Stored records:
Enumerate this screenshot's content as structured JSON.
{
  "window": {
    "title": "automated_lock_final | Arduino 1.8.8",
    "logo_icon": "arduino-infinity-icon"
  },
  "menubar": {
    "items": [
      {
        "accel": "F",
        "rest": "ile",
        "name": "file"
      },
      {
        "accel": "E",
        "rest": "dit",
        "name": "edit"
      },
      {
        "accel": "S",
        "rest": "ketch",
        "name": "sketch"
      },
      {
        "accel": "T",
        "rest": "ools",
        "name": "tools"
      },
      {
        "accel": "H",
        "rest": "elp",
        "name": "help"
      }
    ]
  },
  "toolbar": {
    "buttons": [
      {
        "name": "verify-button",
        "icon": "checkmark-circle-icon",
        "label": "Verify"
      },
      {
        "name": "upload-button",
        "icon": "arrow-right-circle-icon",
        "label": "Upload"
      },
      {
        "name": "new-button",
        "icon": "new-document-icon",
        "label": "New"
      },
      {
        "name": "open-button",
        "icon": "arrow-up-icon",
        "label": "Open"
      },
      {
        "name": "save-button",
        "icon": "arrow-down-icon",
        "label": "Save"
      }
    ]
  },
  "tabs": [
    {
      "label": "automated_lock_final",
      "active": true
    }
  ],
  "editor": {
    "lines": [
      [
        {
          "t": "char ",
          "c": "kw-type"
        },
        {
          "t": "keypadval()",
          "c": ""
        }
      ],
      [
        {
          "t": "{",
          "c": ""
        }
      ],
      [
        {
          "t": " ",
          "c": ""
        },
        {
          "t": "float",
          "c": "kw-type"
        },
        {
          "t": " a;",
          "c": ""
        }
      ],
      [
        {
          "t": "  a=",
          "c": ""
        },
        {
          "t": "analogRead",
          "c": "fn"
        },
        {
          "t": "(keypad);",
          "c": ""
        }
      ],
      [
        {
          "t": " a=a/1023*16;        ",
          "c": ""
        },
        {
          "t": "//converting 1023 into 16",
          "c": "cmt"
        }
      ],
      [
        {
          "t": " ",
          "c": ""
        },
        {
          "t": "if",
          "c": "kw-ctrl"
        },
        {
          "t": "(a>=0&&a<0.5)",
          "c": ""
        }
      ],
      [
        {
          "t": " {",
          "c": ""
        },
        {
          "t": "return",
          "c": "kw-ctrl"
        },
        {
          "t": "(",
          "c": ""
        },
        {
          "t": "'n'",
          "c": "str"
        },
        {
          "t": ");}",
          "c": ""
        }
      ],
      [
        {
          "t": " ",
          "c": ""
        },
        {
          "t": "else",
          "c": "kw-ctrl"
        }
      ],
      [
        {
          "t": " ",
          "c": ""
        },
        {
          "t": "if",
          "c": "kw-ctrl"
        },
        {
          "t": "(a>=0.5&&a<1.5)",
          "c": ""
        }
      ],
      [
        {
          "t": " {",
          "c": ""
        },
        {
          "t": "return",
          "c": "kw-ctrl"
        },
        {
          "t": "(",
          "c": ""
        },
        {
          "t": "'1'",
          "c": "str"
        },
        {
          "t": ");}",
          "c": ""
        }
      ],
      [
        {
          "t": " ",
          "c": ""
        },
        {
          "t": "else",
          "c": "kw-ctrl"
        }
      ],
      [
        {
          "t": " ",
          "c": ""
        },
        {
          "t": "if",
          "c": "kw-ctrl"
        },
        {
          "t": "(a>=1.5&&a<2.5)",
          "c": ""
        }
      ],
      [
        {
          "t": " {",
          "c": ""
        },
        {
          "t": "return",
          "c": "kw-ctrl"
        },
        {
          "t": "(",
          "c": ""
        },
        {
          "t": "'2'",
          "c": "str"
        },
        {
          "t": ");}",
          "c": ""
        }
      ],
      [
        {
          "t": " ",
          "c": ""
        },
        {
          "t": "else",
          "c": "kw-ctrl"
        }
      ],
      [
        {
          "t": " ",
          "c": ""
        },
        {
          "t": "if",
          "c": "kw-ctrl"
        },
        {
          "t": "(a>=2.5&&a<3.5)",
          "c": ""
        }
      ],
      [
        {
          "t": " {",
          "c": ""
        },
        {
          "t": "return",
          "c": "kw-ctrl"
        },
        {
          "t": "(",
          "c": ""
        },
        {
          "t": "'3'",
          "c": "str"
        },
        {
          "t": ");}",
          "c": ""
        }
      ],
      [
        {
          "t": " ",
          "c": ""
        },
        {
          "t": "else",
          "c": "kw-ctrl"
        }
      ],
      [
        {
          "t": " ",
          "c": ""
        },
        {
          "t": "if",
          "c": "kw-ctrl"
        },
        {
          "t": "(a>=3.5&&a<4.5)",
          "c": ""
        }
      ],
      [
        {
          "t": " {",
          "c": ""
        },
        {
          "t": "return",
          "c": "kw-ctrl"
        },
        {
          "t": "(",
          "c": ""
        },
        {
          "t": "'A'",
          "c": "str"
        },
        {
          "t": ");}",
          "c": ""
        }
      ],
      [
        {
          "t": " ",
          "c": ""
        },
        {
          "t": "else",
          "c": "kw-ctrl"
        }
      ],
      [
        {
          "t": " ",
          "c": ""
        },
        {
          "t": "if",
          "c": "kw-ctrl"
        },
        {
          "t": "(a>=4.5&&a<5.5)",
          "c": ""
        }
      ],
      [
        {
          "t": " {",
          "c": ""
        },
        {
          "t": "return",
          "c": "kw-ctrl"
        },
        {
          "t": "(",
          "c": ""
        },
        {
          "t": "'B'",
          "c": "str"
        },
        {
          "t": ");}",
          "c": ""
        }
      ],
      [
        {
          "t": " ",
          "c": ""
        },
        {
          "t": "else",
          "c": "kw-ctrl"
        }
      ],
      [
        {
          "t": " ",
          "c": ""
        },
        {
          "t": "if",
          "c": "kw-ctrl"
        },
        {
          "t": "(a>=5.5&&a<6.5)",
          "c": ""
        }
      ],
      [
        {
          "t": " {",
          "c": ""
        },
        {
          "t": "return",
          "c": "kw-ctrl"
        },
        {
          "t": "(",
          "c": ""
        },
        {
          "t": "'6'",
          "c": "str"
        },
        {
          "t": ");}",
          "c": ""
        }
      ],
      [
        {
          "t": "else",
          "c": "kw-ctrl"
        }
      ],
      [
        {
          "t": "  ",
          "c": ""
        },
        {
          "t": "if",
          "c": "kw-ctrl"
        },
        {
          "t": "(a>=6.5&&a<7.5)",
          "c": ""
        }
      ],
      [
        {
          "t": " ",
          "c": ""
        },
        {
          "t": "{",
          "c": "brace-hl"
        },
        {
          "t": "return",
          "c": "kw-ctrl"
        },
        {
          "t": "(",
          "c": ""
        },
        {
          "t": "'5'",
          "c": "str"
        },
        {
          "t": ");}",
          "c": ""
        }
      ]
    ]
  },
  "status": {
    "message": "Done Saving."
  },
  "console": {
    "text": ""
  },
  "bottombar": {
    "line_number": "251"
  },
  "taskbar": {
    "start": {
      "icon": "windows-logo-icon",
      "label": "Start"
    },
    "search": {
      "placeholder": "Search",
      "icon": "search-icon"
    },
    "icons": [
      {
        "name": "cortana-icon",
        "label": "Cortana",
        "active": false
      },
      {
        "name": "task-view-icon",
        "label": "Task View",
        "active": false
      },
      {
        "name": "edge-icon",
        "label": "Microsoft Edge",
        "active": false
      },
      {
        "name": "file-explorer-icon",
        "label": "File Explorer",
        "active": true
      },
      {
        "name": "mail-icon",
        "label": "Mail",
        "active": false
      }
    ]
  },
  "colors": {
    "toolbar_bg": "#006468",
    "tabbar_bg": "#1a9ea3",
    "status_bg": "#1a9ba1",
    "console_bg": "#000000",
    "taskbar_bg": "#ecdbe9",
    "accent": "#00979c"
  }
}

» **Exercise directions**:
Repeat the entries shown above, every one, word for word.

» **Answer for the task**:
Enumerate this screenshot's content as structured JSON.
{
  "window": {
    "title": "automated_lock_final | Arduino 1.8.8",
    "logo_icon": "arduino-infinity-icon"
  },
  "menubar": {
    "items": [
      {
        "accel": "F",
        "rest": "ile",
        "name": "file"
      },
      {
        "accel": "E",
        "rest": "dit",
        "name": "edit"
      },
      {
        "accel": "S",
        "rest": "ketch",
        "name": "sketch"
      },
      {
        "accel": "T",
        "rest": "ools",
        "name": "tools"
      },
      {
        "accel": "H",
        "rest": "elp",
        "name": "help"
      }
    ]
  },
  "toolbar": {
    "buttons": [
      {
        "name": "verify-button",
        "icon": "checkmark-circle-icon",
        "label": "Verify"
      },
      {
        "name": "upload-button",
        "icon": "arrow-right-circle-icon",
        "label": "Upload"
      },
      {
        "name": "new-button",
        "icon": "new-document-icon",
        "label": "New"
      },
      {
        "name": "open-button",
        "icon": "arrow-up-icon",
        "label": "Open"
      },
      {
        "name": "save-button",
        "icon": "arrow-down-icon",
        "label": "Save"
      }
    ]
  },
  "tabs": [
    {
      "label": "automated_lock_final",
      "active": true
    }
  ],
  "editor": {
    "lines": [
      [
        {
          "t": "char ",
          "c": "kw-type"
        },
        {
          "t": "keypadval()",
          "c": ""
        }
      ],
      [
        {
          "t": "{",
          "c": ""
        }
      ],
      [
        {
          "t": " ",
          "c": ""
        },
        {
          "t": "float",
          "c": "kw-type"
        },
        {
          "t": " a;",
          "c": ""
        }
      ],
      [
        {
          "t": "  a=",
          "c": ""
        },
        {
          "t": "analogRead",
          "c": "fn"
        },
        {
          "t": "(keypad);",
          "c": ""
        }
      ],
      [
        {
          "t": " a=a/1023*16;        ",
          "c": ""
        },
        {
          "t": "//converting 1023 into 16",
          "c": "cmt"
        }
      ],
      [
        {
          "t": " ",
          "c": ""
        },
        {
          "t": "if",
          "c": "kw-ctrl"
        },
        {
          "t": "(a>=0&&a<0.5)",
          "c": ""
        }
      ],
      [
        {
          "t": " {",
          "c": ""
        },
        {
          "t": "return",
          "c": "kw-ctrl"
        },
        {
          "t": "(",
          "c": ""
        },
        {
          "t": "'n'",
          "c": "str"
        },
        {
          "t": ");}",
          "c": ""
        }
      ],
      [
        {
          "t": " ",
          "c": ""
        },
        {
          "t": "else",
          "c": "kw-ctrl"
        }
      ],
      [
        {
          "t": " ",
          "c": ""
        },
        {
          "t": "if",
          "c": "kw-ctrl"
        },
        {
          "t": "(a>=0.5&&a<1.5)",
          "c": ""
        }
      ],
      [
        {
          "t": " {",
          "c": ""
        },
        {
          "t": "return",
          "c": "kw-ctrl"
        },
        {
          "t": "(",
          "c": ""
        },
        {
          "t": "'1'",
          "c": "str"
        },
        {
          "t": ");}",
          "c": ""
        }
      ],
      [
        {
          "t": " ",
          "c": ""
        },
        {
          "t": "else",
          "c": "kw-ctrl"
        }
      ],
      [
        {
          "t": " ",
          "c": ""
        },
        {
          "t": "if",
          "c": "kw-ctrl"
        },
        {
          "t": "(a>=1.5&&a<2.5)",
          "c": ""
        }
      ],
      [
        {
          "t": " {",
          "c": ""
        },
        {
          "t": "return",
          "c": "kw-ctrl"
        },
        {
          "t": "(",
          "c": ""
        },
        {
          "t": "'2'",
          "c": "str"
        },
        {
          "t": ");}",
          "c": ""
        }
      ],
      [
        {
          "t": " ",
          "c": ""
        },
        {
          "t": "else",
          "c": "kw-ctrl"
        }
      ],
      [
        {
          "t": " ",
          "c": ""
        },
        {
          "t": "if",
          "c": "kw-ctrl"
        },
        {
          "t": "(a>=2.5&&a<3.5)",
          "c": ""
        }
      ],
      [
        {
          "t": " {",
          "c": ""
        },
        {
          "t": "return",
          "c": "kw-ctrl"
        },
        {
          "t": "(",
          "c": ""
        },
        {
          "t": "'3'",
          "c": "str"
        },
        {
          "t": ");}",
          "c": ""
        }
      ],
      [
        {
          "t": " ",
          "c": ""
        },
        {
          "t": "else",
          "c": "kw-ctrl"
        }
      ],
      [
        {
          "t": " ",
          "c": ""
        },
        {
          "t": "if",
          "c": "kw-ctrl"
        },
        {
          "t": "(a>=3.5&&a<4.5)",
          "c": ""
        }
      ],
      [
        {
          "t": " {",
          "c": ""
        },
        {
          "t": "return",
          "c": "kw-ctrl"
        },
        {
          "t": "(",
          "c": ""
        },
        {
          "t": "'A'",
          "c": "str"
        },
        {
          "t": ");}",
          "c": ""
        }
      ],
      [
        {
          "t": " ",
          "c": ""
        },
        {
          "t": "else",
          "c": "kw-ctrl"
        }
      ],
      [
        {
          "t": " ",
          "c": ""
        },
        {
          "t": "if",
          "c": "kw-ctrl"
        },
        {
          "t": "(a>=4.5&&a<5.5)",
          "c": ""
        }
      ],
      [
        {
          "t": " {",
          "c": ""
        },
        {
          "t": "return",
          "c": "kw-ctrl"
        },
        {
          "t": "(",
          "c": ""
        },
        {
          "t": "'B'",
          "c": "str"
        },
        {
          "t": ");}",
          "c": ""
        }
      ],
      [
        {
          "t": " ",
          "c": ""
        },
        {
          "t": "else",
          "c": "kw-ctrl"
        }
      ],
      [
        {
          "t": " ",
          "c": ""
        },
        {
          "t": "if",
          "c": "kw-ctrl"
        },
        {
          "t": "(a>=5.5&&a<6.5)",
          "c": ""
        }
      ],
      [
        {
          "t": " {",
          "c": ""
        },
        {
          "t": "return",
          "c": "kw-ctrl"
        },
        {
          "t": "(",
          "c": ""
        },
        {
          "t": "'6'",
          "c": "str"
        },
        {
          "t": ");}",
          "c": ""
        }
      ],
      [
        {
          "t": "else",
          "c": "kw-ctrl"
        }
      ],
      [
        {
          "t": "  ",
          "c": ""
        },
        {
          "t": "if",
          "c": "kw-ctrl"
        },
        {
          "t": "(a>=6.5&&a<7.5)",
          "c": ""
        }
      ],
      [
        {
          "t": " ",
          "c": ""
        },
        {
          "t": "{",
          "c": "brace-hl"
        },
        {
          "t": "return",
          "c": "kw-ctrl"
        },
        {
          "t": "(",
          "c": ""
        },
        {
          "t": "'5'",
          "c": "str"
        },
        {
          "t": ");}",
          "c": ""
        }
      ]
    ]
  },
  "status": {
    "message": "Done Saving."
  },
  "console": {
    "text": ""
  },
  "bottombar": {
    "line_number": "251"
  },
  "taskbar": {
    "start": {
      "icon": "windows-logo-icon",
      "label": "Start"
    },
    "search": {
      "placeholder": "Search",
      "icon": "search-icon"
    },
    "icons": [
      {
        "name": "cortana-icon",
        "label": "Cortana",
        "active": false
      },
      {
        "name": "task-view-icon",
        "label": "Task View",
        "active": false
      },
      {
        "name": "edge-icon",
        "label": "Microsoft Edge",
        "active": false
      },
      {
        "name": "file-explorer-icon",
        "label": "File Explorer",
        "active": true
      },
      {
        "name": "mail-icon",
        "label": "Mail",
        "active": false
      }
    ]
  },
  "colors": {
    "toolbar_bg": "#006468",
    "tabbar_bg": "#1a9ea3",
    "status_bg": "#1a9ba1",
    "console_bg": "#000000",
    "taskbar_bg": "#ecdbe9",
    "accent": "#00979c"
  }
}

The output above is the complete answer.